Extract ▸
--- start ---

Earlier I posted on what, to me, is “art” that has no place anywhere near the House of God. My earlier comment on skulls on altars was something to the effect that at best it’s a distraction, at worst it’s a defilement.

Check out what I spotted near the eaves of the SW exterior wall of town church in Wittenberg. (Luther did not nail his 95 Theses on the door of this church– the 95 Theses were nailed on the door of the Castle Church is just down the street.) But this town church was there in Luther’s time and he would have certainly be aware of what you are about to see;

Anti-Semitic pic in Wittenberg

Obviously you are looking at a pig. But there is more to point out in this disquieting image. Also clearly visible is a Jewish rabbi looking into the rear of the pig. (I can’t make out the Latin script except the prominent word “Rabini”.) Jewish children can be seen sucking on its breasts. (You can see a pigeon built a nest behind the rabbi’s head.)

It is well-known that Luther had nothing kind to say about the Jews – he condemned them for killing Jesus.  To be precise, in his early writings he sought to persuade them and win them to Christ. Later when his preaching and persuasion failed to convince Jews, his heart hardened and he wrote a 65,000 word treatise called “The Jews and their Lies” where he called them, among many other things, “a base, whoring people.” Sadly, he advocated concrete, violent action against the Jews.

Luther wrote that the Jews should be shown no mercy or kindness and afforded no protection under law. He wrote these “poisonous envenomed worms” should be drafted into forced labor or expelled for all time. He referred to the synagogue as an “incorrigible whore and an evil slut” and that synagogues and Jewish schools should be set on fire, their prayer books destroyed, rabbis forbidden to preach, homes razed, and property and money confiscated.

--- end ---

Supplied data ▸
--- start ---

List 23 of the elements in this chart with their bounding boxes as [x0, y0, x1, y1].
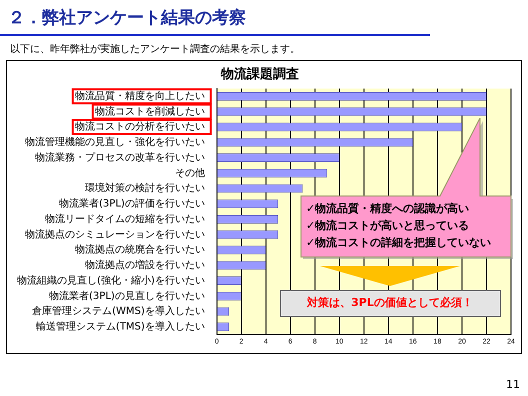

--- end ---

Goals ▸
[1] Reproduce the Wittenberg post from "Anti-Semitic pic in" up to and including "the rabbi’s head.)".
[2] Answer these questions from the Wittenberg post:
(a) On the door of which church were the 95 Theses nailed?
(b) Which word in the Latin script can the writer make out?
(c) How many words long was Luther's treatise "The Jews and their Lies"?

Correct answers ▸
[1]
Anti-Semitic pic in Wittenberg

Obviously you are looking at a pig. But there is more to point out in this disquieting image. Also clearly visible is a Jewish rabbi looking into the rear of the pig. (I can’t make out the Latin script except the prominent word “Rabini”.) Jewish children can be seen sucking on its breasts. (You can see a pigeon built a nest behind the rabbi’s head.)

[2]
(a) The Castle Church
(b) "Rabini"
(c) 65,000 words